_What you need to do:_
Pull out every line below that holds the word "加入适配代码后".

### Items ###

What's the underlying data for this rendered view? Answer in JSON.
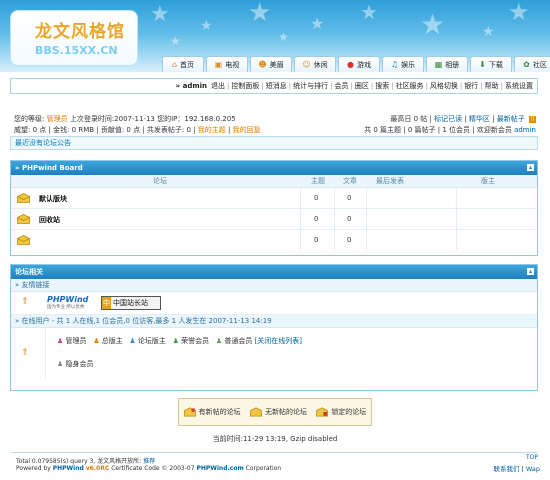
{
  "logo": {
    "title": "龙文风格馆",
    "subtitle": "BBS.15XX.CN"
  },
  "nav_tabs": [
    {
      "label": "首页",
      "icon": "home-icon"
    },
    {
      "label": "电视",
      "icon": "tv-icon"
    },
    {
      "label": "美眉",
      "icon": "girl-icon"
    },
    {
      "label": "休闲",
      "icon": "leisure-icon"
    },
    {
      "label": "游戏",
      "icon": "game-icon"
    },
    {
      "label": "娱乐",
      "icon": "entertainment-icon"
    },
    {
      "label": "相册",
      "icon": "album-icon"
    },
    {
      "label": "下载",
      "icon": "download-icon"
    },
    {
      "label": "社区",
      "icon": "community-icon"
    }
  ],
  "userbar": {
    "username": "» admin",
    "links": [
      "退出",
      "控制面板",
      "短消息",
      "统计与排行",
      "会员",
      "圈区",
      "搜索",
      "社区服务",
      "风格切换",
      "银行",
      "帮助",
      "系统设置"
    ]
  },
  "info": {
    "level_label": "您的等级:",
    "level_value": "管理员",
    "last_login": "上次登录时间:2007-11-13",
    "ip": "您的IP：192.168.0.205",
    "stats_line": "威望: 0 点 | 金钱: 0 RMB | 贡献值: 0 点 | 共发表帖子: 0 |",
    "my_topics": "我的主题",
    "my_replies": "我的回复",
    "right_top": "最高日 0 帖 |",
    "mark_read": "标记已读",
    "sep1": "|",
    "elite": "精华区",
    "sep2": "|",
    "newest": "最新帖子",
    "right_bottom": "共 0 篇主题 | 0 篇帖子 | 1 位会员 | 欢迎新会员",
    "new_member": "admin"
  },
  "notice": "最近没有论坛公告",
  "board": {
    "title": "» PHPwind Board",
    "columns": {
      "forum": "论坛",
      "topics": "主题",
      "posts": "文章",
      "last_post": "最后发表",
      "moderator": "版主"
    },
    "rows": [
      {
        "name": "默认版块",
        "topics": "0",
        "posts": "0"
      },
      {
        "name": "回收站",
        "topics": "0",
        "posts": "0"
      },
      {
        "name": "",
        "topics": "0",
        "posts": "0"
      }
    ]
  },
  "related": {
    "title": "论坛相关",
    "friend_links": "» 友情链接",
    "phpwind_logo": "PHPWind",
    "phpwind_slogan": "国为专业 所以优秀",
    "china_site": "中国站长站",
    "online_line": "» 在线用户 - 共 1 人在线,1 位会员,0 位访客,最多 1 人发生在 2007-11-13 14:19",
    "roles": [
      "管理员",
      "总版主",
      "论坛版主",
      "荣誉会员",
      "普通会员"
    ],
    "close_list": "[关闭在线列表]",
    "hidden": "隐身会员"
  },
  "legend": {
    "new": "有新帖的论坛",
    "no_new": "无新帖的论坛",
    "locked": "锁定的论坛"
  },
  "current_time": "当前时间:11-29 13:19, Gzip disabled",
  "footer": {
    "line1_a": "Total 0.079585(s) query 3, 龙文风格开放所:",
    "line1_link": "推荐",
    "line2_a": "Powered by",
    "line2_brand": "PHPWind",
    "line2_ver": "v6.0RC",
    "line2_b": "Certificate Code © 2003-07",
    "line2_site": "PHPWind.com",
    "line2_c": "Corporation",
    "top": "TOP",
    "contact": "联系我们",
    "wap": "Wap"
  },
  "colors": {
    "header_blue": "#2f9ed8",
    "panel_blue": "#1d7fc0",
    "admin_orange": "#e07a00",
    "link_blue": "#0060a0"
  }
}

###
### Items ###

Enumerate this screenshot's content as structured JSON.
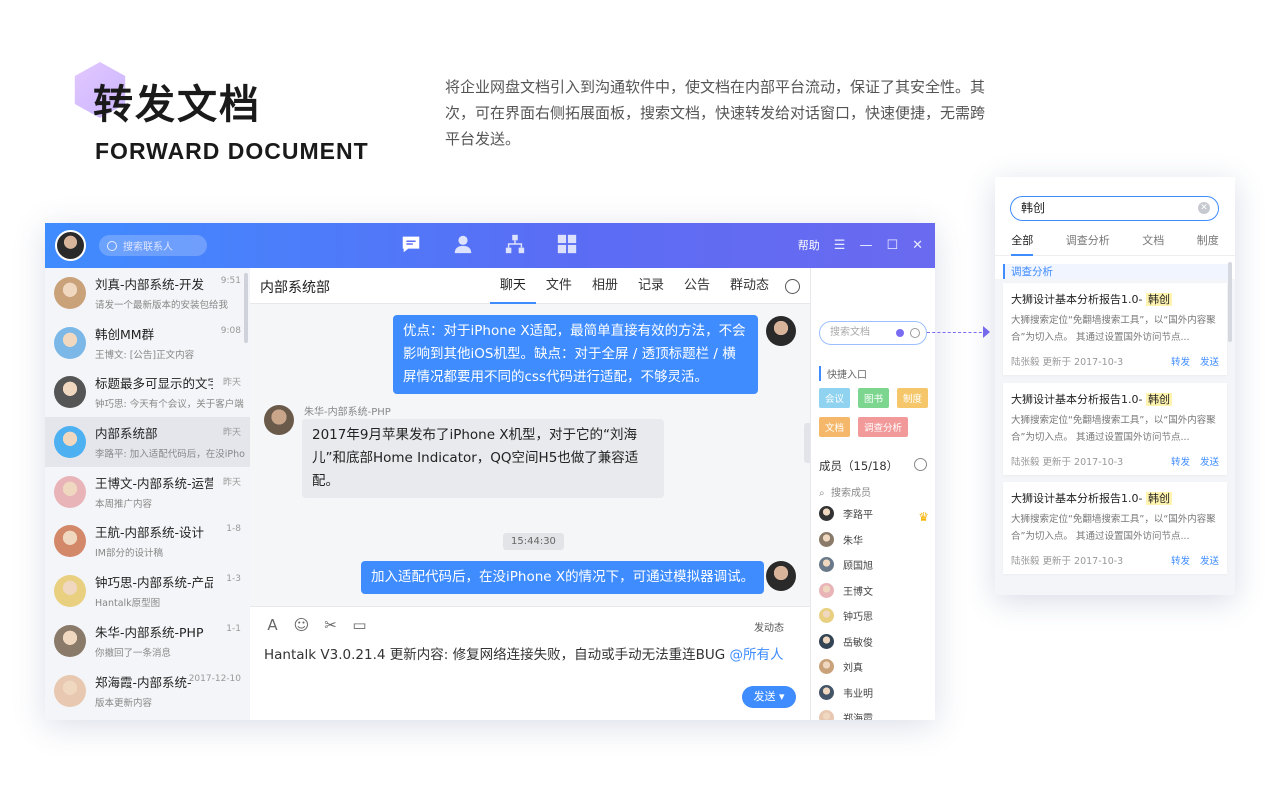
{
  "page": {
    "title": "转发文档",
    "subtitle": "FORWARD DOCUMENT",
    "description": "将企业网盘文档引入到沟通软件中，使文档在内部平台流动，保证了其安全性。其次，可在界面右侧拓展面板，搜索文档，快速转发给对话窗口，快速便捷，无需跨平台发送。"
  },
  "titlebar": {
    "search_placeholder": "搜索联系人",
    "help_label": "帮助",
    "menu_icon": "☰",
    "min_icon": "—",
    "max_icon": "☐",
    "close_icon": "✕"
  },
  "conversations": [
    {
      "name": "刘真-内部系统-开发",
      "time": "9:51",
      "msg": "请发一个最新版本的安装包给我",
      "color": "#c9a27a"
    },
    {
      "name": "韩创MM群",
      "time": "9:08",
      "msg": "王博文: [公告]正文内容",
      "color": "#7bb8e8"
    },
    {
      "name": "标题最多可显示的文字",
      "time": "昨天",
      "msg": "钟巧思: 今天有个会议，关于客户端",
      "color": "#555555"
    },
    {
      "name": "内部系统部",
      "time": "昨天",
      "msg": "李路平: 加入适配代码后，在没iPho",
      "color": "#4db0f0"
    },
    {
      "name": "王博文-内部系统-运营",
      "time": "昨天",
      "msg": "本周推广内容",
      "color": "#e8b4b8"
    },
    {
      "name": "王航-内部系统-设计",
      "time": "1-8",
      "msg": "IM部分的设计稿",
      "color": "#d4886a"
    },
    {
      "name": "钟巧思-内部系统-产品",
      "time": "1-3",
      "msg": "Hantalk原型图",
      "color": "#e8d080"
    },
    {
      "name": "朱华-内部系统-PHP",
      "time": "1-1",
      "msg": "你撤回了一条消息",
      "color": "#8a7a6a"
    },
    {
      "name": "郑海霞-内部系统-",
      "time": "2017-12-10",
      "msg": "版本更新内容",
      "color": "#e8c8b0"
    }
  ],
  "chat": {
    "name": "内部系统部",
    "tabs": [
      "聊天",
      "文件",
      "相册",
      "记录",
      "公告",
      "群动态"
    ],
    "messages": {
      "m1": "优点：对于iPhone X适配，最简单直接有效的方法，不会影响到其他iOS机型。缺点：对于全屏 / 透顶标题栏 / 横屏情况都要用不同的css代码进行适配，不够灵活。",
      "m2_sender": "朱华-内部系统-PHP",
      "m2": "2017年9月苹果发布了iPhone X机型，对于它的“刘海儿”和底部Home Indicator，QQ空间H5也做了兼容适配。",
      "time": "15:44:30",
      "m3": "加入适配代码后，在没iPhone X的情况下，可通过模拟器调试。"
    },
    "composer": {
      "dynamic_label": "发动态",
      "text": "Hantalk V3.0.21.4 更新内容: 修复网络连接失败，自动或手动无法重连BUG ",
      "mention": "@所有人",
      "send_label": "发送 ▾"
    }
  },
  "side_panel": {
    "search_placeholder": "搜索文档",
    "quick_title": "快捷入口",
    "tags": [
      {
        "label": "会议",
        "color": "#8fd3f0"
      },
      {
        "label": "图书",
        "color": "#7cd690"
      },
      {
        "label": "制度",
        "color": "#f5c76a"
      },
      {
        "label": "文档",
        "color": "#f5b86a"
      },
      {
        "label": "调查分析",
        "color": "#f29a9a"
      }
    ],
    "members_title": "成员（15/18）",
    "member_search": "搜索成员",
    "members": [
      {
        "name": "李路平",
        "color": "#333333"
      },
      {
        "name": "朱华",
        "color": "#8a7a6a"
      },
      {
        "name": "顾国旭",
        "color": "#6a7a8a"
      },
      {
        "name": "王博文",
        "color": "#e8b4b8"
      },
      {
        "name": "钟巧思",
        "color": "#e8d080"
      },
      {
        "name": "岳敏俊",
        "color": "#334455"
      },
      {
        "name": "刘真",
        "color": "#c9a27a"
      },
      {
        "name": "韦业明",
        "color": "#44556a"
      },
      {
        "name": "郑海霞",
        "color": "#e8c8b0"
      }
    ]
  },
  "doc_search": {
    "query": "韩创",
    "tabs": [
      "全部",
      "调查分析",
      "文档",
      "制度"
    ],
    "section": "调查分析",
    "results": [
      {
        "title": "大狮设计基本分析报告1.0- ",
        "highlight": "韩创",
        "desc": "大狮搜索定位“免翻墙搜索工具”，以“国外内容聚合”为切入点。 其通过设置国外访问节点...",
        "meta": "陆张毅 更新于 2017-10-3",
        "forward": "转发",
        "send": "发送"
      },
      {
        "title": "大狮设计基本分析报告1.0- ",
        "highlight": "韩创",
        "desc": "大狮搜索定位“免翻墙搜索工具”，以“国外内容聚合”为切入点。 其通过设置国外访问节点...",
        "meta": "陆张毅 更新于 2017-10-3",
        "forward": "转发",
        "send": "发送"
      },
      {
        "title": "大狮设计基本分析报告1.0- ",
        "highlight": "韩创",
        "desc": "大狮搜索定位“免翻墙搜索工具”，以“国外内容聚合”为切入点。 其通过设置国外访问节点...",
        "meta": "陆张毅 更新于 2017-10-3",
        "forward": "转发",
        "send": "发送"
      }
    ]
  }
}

###

_Finished task:_
      "msg": "李路平: 加入适配代码后，在没iPho",
      "m3": "加入适配代码后，在没iPhone X的情况下，可通过模拟器调试。"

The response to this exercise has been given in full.